--- TASK INPUTS ---
[Begin]
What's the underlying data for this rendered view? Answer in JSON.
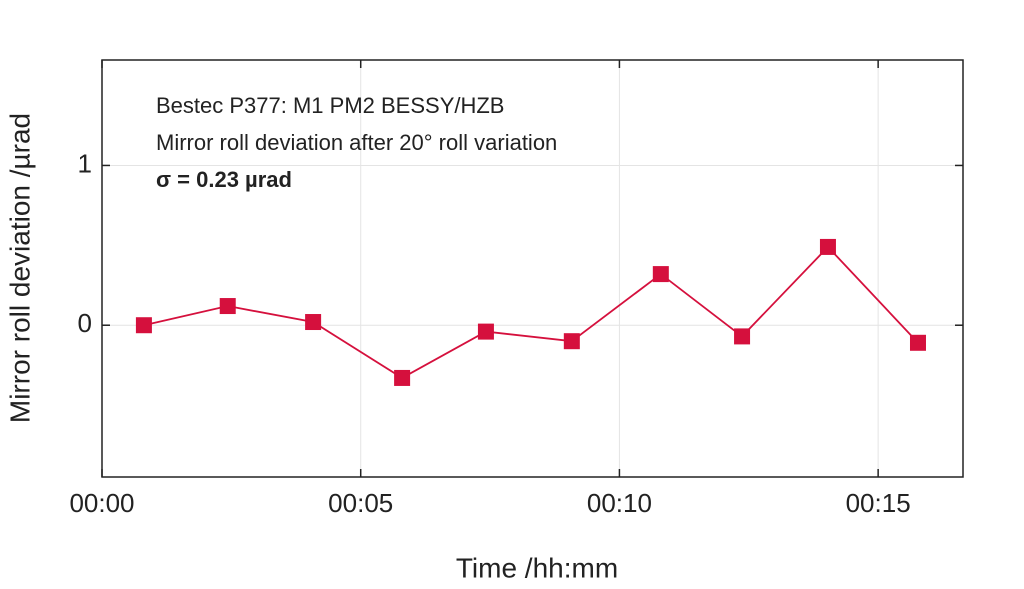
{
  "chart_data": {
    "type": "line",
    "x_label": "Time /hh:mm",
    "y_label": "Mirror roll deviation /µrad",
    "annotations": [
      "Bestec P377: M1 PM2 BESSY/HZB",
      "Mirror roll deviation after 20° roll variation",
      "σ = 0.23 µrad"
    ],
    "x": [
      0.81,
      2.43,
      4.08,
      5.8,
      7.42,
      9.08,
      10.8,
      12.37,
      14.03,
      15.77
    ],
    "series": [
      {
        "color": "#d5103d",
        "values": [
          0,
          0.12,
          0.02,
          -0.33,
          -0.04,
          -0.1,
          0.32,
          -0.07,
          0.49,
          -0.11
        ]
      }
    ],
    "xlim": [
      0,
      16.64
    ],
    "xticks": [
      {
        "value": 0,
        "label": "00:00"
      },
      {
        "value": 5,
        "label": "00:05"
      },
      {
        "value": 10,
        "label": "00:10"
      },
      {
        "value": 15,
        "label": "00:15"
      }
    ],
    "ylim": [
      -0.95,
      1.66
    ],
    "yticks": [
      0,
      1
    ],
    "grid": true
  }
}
[End]
[Begin]
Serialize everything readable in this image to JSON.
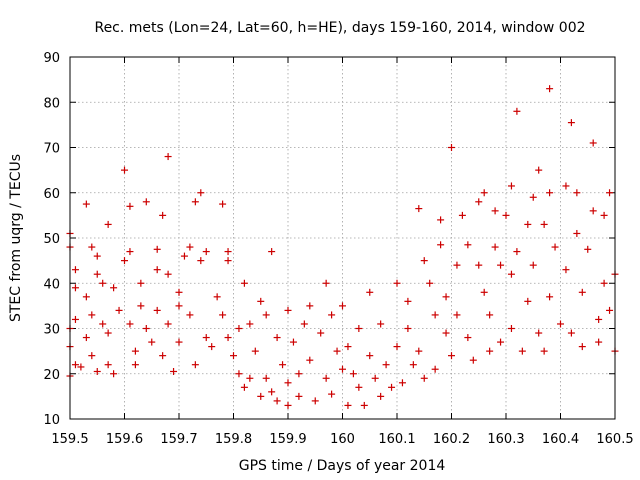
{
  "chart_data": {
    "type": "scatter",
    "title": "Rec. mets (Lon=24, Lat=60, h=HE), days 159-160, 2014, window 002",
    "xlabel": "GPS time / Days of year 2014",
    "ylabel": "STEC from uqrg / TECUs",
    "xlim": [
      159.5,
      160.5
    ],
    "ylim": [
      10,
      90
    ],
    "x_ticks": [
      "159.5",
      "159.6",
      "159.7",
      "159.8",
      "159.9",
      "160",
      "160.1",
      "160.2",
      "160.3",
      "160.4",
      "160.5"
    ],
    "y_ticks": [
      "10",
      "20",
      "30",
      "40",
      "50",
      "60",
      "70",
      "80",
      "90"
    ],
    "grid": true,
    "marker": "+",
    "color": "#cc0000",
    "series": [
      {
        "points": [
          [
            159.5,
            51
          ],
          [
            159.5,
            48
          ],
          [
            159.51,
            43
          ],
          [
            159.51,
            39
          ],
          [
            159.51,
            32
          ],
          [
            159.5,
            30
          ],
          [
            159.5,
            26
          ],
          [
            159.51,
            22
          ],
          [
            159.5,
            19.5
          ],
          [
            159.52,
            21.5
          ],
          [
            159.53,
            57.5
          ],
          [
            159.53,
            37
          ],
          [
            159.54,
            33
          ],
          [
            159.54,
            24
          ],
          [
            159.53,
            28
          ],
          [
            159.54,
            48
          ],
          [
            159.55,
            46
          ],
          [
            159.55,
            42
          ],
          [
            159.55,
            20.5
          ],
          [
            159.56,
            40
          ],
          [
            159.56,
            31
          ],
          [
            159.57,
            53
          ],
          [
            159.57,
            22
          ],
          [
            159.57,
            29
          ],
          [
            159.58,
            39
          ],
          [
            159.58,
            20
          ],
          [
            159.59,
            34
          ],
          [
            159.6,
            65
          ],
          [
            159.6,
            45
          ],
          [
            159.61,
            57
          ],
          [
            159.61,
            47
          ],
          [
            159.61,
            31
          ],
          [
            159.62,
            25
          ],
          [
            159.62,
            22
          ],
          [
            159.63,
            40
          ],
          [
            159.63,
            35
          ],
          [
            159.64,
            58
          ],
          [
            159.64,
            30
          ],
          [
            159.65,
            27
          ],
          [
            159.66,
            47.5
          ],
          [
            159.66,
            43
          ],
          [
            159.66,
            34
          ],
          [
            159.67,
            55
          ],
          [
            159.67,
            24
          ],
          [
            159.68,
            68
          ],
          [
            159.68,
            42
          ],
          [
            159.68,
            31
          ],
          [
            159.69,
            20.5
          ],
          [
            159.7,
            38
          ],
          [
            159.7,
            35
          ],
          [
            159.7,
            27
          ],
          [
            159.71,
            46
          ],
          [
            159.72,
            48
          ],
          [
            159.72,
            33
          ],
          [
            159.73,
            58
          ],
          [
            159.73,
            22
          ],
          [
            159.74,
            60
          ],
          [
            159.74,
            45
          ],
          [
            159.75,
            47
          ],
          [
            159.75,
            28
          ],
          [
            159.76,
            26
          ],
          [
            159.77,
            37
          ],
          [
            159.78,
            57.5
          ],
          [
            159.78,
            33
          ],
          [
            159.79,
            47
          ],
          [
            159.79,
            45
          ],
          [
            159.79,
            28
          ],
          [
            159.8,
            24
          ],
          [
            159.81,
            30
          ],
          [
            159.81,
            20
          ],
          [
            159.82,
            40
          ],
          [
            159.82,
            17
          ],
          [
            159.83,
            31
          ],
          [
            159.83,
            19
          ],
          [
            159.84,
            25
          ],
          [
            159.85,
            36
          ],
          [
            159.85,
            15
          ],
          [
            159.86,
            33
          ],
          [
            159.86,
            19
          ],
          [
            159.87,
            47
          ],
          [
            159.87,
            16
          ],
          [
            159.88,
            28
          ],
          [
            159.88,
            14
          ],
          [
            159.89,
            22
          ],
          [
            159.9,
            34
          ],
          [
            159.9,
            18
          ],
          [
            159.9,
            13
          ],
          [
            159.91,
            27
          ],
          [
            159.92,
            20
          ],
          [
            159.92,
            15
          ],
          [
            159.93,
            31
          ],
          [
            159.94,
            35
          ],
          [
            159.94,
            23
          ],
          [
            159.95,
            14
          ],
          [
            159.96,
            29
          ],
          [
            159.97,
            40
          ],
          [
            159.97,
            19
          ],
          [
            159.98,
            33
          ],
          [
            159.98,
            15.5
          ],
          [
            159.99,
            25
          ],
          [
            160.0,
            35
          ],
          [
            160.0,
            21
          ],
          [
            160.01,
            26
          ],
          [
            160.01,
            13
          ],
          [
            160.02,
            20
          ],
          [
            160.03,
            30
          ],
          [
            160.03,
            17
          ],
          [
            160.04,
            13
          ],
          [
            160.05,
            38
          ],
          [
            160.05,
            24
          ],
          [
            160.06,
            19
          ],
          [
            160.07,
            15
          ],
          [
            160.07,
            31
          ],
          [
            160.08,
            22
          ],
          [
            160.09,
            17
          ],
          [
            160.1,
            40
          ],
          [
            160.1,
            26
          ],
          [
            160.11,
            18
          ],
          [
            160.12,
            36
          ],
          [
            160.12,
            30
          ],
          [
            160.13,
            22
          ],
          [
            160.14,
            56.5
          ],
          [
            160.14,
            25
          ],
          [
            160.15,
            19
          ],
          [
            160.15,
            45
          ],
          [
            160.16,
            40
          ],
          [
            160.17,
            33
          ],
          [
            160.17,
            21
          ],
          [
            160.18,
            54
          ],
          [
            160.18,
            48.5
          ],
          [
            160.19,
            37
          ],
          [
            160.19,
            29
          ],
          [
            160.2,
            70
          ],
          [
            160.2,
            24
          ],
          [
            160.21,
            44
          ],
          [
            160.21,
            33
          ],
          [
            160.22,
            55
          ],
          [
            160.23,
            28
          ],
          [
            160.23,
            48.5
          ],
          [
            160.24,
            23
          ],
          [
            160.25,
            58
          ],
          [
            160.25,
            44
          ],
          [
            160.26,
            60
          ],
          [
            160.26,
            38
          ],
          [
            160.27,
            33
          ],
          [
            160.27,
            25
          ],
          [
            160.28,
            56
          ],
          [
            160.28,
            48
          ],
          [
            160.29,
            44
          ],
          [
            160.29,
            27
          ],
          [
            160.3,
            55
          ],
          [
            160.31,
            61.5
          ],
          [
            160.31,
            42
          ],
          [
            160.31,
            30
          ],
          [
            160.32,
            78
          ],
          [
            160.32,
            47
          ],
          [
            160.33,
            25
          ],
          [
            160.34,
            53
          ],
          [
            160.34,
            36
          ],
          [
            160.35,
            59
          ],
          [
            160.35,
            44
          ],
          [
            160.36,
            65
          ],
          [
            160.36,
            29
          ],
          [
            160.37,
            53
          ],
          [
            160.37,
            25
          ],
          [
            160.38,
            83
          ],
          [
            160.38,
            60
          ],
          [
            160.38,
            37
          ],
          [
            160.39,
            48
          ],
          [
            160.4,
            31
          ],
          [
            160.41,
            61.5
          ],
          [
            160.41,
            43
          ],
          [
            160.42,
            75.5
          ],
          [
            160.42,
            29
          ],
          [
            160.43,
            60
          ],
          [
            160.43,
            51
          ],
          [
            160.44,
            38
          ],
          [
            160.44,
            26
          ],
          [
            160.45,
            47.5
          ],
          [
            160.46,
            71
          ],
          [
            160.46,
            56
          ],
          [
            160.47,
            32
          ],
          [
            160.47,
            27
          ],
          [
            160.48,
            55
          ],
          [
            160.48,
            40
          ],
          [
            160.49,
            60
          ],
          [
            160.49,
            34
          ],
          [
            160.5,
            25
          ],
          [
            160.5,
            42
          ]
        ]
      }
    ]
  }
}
[End]
--- EXERCISE DESCRIPTION ---
Identify and copy lines that hold the string "µrad".

--- FULL SOLUTION ---
    "y_label": "Mirror roll deviation /µrad",
      "σ = 0.23 µrad"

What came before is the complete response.